§ **SET TASK**
Write out every entry word for word.
┌─ GIVEN INFORMATION
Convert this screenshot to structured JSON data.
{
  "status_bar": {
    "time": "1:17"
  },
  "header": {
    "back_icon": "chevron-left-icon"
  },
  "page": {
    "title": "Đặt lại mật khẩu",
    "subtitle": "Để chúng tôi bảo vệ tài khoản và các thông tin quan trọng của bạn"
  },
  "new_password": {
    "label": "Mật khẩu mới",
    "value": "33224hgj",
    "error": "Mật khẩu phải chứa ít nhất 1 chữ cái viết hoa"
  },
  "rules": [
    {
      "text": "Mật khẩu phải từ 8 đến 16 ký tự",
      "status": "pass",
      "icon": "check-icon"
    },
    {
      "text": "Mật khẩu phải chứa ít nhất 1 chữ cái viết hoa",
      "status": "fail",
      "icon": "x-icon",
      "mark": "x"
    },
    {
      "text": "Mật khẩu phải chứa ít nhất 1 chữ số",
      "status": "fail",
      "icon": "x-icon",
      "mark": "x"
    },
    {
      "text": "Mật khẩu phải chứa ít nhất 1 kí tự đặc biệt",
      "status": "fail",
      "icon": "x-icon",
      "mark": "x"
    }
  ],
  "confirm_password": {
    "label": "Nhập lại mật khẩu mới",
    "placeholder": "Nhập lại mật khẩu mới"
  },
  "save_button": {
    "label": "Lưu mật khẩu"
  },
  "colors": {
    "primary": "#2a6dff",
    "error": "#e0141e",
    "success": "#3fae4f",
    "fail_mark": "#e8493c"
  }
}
└─
§ **REPLY TO THE TASK**
Convert this screenshot to structured JSON data.
{
  "status_bar": {
    "time": "1:17"
  },
  "header": {
    "back_icon": "chevron-left-icon"
  },
  "page": {
    "title": "Đặt lại mật khẩu",
    "subtitle": "Để chúng tôi bảo vệ tài khoản và các thông tin quan trọng của bạn"
  },
  "new_password": {
    "label": "Mật khẩu mới",
    "value": "33224hgj",
    "error": "Mật khẩu phải chứa ít nhất 1 chữ cái viết hoa"
  },
  "rules": [
    {
      "text": "Mật khẩu phải từ 8 đến 16 ký tự",
      "status": "pass",
      "icon": "check-icon"
    },
    {
      "text": "Mật khẩu phải chứa ít nhất 1 chữ cái viết hoa",
      "status": "fail",
      "icon": "x-icon",
      "mark": "x"
    },
    {
      "text": "Mật khẩu phải chứa ít nhất 1 chữ số",
      "status": "fail",
      "icon": "x-icon",
      "mark": "x"
    },
    {
      "text": "Mật khẩu phải chứa ít nhất 1 kí tự đặc biệt",
      "status": "fail",
      "icon": "x-icon",
      "mark": "x"
    }
  ],
  "confirm_password": {
    "label": "Nhập lại mật khẩu mới",
    "placeholder": "Nhập lại mật khẩu mới"
  },
  "save_button": {
    "label": "Lưu mật khẩu"
  },
  "colors": {
    "primary": "#2a6dff",
    "error": "#e0141e",
    "success": "#3fae4f",
    "fail_mark": "#e8493c"
  }
}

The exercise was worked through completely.